• **TASK OBJECTIVE**: Repeat every line below exactly, word for word.

— Start —

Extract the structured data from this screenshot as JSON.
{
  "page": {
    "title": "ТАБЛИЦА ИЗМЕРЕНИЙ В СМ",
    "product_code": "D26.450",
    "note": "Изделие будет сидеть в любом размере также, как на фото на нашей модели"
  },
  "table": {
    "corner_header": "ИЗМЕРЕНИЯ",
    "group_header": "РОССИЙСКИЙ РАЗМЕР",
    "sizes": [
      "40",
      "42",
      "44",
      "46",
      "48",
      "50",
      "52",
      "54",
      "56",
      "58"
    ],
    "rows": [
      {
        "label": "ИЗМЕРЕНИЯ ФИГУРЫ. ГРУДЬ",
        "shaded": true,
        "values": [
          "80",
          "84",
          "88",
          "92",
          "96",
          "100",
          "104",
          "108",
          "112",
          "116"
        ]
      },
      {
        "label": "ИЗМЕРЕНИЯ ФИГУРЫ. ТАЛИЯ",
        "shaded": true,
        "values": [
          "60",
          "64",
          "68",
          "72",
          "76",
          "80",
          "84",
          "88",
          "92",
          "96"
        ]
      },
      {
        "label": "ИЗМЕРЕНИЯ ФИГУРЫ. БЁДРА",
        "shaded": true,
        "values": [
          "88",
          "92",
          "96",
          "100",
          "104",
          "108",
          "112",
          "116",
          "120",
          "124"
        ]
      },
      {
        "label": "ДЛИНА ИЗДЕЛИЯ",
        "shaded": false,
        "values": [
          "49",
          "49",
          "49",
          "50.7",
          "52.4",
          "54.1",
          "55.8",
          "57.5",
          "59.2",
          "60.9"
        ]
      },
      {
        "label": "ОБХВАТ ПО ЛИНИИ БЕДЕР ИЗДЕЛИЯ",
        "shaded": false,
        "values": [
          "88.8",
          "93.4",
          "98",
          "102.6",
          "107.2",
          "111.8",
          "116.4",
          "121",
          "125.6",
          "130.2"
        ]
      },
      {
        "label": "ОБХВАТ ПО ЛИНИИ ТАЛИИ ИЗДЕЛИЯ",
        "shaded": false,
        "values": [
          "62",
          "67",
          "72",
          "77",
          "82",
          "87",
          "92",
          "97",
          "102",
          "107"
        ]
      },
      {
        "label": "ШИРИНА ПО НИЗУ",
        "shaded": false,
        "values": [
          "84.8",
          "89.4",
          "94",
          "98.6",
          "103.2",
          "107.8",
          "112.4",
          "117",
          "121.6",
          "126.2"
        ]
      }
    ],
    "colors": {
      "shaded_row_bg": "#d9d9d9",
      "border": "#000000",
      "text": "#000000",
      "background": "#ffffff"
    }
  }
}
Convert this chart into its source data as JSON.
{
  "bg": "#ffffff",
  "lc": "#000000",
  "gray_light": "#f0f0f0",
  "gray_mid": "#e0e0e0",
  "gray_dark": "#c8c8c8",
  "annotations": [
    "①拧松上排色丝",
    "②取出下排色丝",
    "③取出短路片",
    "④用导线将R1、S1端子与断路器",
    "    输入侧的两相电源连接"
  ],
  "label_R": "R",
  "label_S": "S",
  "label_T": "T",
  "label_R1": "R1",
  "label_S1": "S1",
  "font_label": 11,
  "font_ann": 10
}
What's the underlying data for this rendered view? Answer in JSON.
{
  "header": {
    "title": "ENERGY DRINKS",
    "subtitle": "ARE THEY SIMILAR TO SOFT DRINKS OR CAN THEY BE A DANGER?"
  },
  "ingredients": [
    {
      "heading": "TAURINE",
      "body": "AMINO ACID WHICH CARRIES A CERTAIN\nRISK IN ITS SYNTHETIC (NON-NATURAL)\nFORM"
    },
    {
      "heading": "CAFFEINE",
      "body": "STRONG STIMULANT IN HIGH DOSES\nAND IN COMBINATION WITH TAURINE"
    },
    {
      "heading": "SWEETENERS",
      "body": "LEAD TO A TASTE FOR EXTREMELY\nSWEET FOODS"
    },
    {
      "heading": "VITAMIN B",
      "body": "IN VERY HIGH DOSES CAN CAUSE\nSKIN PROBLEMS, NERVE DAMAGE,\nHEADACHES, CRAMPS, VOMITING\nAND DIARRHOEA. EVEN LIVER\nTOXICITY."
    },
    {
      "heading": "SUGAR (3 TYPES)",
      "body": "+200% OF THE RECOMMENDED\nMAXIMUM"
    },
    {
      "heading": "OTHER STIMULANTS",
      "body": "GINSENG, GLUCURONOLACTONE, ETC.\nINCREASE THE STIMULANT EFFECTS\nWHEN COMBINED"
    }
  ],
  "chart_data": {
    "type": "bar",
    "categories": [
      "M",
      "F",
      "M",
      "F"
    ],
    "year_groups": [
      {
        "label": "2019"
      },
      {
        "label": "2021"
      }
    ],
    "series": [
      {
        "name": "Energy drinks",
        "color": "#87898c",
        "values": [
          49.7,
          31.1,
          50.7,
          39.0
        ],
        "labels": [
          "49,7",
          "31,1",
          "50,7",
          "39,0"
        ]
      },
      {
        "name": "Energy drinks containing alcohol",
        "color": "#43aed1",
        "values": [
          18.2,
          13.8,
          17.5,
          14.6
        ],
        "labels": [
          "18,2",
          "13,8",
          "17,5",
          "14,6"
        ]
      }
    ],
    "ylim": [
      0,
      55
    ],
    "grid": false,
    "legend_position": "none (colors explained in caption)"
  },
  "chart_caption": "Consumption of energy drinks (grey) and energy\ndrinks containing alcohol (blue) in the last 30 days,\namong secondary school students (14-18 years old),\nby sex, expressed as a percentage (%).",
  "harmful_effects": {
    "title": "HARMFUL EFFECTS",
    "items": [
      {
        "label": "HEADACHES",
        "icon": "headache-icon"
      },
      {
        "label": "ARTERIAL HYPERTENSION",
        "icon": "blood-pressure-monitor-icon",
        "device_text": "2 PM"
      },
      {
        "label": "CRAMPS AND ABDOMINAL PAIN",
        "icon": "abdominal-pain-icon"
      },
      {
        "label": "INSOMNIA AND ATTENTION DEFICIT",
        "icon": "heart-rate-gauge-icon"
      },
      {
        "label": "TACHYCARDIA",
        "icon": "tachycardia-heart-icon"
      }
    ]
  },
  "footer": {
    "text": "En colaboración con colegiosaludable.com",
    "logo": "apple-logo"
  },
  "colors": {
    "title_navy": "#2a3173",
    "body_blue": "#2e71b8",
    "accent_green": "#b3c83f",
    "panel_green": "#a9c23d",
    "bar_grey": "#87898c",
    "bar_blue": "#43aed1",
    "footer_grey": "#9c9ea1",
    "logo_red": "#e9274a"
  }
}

— End —

• **WRITTEN ANSWER**:
Extract the structured data from this screenshot as JSON.
{
  "page": {
    "title": "ТАБЛИЦА ИЗМЕРЕНИЙ В СМ",
    "product_code": "D26.450",
    "note": "Изделие будет сидеть в любом размере также, как на фото на нашей модели"
  },
  "table": {
    "corner_header": "ИЗМЕРЕНИЯ",
    "group_header": "РОССИЙСКИЙ РАЗМЕР",
    "sizes": [
      "40",
      "42",
      "44",
      "46",
      "48",
      "50",
      "52",
      "54",
      "56",
      "58"
    ],
    "rows": [
      {
        "label": "ИЗМЕРЕНИЯ ФИГУРЫ. ГРУДЬ",
        "shaded": true,
        "values": [
          "80",
          "84",
          "88",
          "92",
          "96",
          "100",
          "104",
          "108",
          "112",
          "116"
        ]
      },
      {
        "label": "ИЗМЕРЕНИЯ ФИГУРЫ. ТАЛИЯ",
        "shaded": true,
        "values": [
          "60",
          "64",
          "68",
          "72",
          "76",
          "80",
          "84",
          "88",
          "92",
          "96"
        ]
      },
      {
        "label": "ИЗМЕРЕНИЯ ФИГУРЫ. БЁДРА",
        "shaded": true,
        "values": [
          "88",
          "92",
          "96",
          "100",
          "104",
          "108",
          "112",
          "116",
          "120",
          "124"
        ]
      },
      {
        "label": "ДЛИНА ИЗДЕЛИЯ",
        "shaded": false,
        "values": [
          "49",
          "49",
          "49",
          "50.7",
          "52.4",
          "54.1",
          "55.8",
          "57.5",
          "59.2",
          "60.9"
        ]
      },
      {
        "label": "ОБХВАТ ПО ЛИНИИ БЕДЕР ИЗДЕЛИЯ",
        "shaded": false,
        "values": [
          "88.8",
          "93.4",
          "98",
          "102.6",
          "107.2",
          "111.8",
          "116.4",
          "121",
          "125.6",
          "130.2"
        ]
      },
      {
        "label": "ОБХВАТ ПО ЛИНИИ ТАЛИИ ИЗДЕЛИЯ",
        "shaded": false,
        "values": [
          "62",
          "67",
          "72",
          "77",
          "82",
          "87",
          "92",
          "97",
          "102",
          "107"
        ]
      },
      {
        "label": "ШИРИНА ПО НИЗУ",
        "shaded": false,
        "values": [
          "84.8",
          "89.4",
          "94",
          "98.6",
          "103.2",
          "107.8",
          "112.4",
          "117",
          "121.6",
          "126.2"
        ]
      }
    ],
    "colors": {
      "shaded_row_bg": "#d9d9d9",
      "border": "#000000",
      "text": "#000000",
      "background": "#ffffff"
    }
  }
}
Convert this chart into its source data as JSON.
{
  "bg": "#ffffff",
  "lc": "#000000",
  "gray_light": "#f0f0f0",
  "gray_mid": "#e0e0e0",
  "gray_dark": "#c8c8c8",
  "annotations": [
    "①拧松上排色丝",
    "②取出下排色丝",
    "③取出短路片",
    "④用导线将R1、S1端子与断路器",
    "    输入侧的两相电源连接"
  ],
  "label_R": "R",
  "label_S": "S",
  "label_T": "T",
  "label_R1": "R1",
  "label_S1": "S1",
  "font_label": 11,
  "font_ann": 10
}
What's the underlying data for this rendered view? Answer in JSON.
{
  "header": {
    "title": "ENERGY DRINKS",
    "subtitle": "ARE THEY SIMILAR TO SOFT DRINKS OR CAN THEY BE A DANGER?"
  },
  "ingredients": [
    {
      "heading": "TAURINE",
      "body": "AMINO ACID WHICH CARRIES A CERTAIN\nRISK IN ITS SYNTHETIC (NON-NATURAL)\nFORM"
    },
    {
      "heading": "CAFFEINE",
      "body": "STRONG STIMULANT IN HIGH DOSES\nAND IN COMBINATION WITH TAURINE"
    },
    {
      "heading": "SWEETENERS",
      "body": "LEAD TO A TASTE FOR EXTREMELY\nSWEET FOODS"
    },
    {
      "heading": "VITAMIN B",
      "body": "IN VERY HIGH DOSES CAN CAUSE\nSKIN PROBLEMS, NERVE DAMAGE,\nHEADACHES, CRAMPS, VOMITING\nAND DIARRHOEA. EVEN LIVER\nTOXICITY."
    },
    {
      "heading": "SUGAR (3 TYPES)",
      "body": "+200% OF THE RECOMMENDED\nMAXIMUM"
    },
    {
      "heading": "OTHER STIMULANTS",
      "body": "GINSENG, GLUCURONOLACTONE, ETC.\nINCREASE THE STIMULANT EFFECTS\nWHEN COMBINED"
    }
  ],
  "chart_data": {
    "type": "bar",
    "categories": [
      "M",
      "F",
      "M",
      "F"
    ],
    "year_groups": [
      {
        "label": "2019"
      },
      {
        "label": "2021"
      }
    ],
    "series": [
      {
        "name": "Energy drinks",
        "color": "#87898c",
        "values": [
          49.7,
          31.1,
          50.7,
          39.0
        ],
        "labels": [
          "49,7",
          "31,1",
          "50,7",
          "39,0"
        ]
      },
      {
        "name": "Energy drinks containing alcohol",
        "color": "#43aed1",
        "values": [
          18.2,
          13.8,
          17.5,
          14.6
        ],
        "labels": [
          "18,2",
          "13,8",
          "17,5",
          "14,6"
        ]
      }
    ],
    "ylim": [
      0,
      55
    ],
    "grid": false,
    "legend_position": "none (colors explained in caption)"
  },
  "chart_caption": "Consumption of energy drinks (grey) and energy\ndrinks containing alcohol (blue) in the last 30 days,\namong secondary school students (14-18 years old),\nby sex, expressed as a percentage (%).",
  "harmful_effects": {
    "title": "HARMFUL EFFECTS",
    "items": [
      {
        "label": "HEADACHES",
        "icon": "headache-icon"
      },
      {
        "label": "ARTERIAL HYPERTENSION",
        "icon": "blood-pressure-monitor-icon",
        "device_text": "2 PM"
      },
      {
        "label": "CRAMPS AND ABDOMINAL PAIN",
        "icon": "abdominal-pain-icon"
      },
      {
        "label": "INSOMNIA AND ATTENTION DEFICIT",
        "icon": "heart-rate-gauge-icon"
      },
      {
        "label": "TACHYCARDIA",
        "icon": "tachycardia-heart-icon"
      }
    ]
  },
  "footer": {
    "text": "En colaboración con colegiosaludable.com",
    "logo": "apple-logo"
  },
  "colors": {
    "title_navy": "#2a3173",
    "body_blue": "#2e71b8",
    "accent_green": "#b3c83f",
    "panel_green": "#a9c23d",
    "bar_grey": "#87898c",
    "bar_blue": "#43aed1",
    "footer_grey": "#9c9ea1",
    "logo_red": "#e9274a"
  }
}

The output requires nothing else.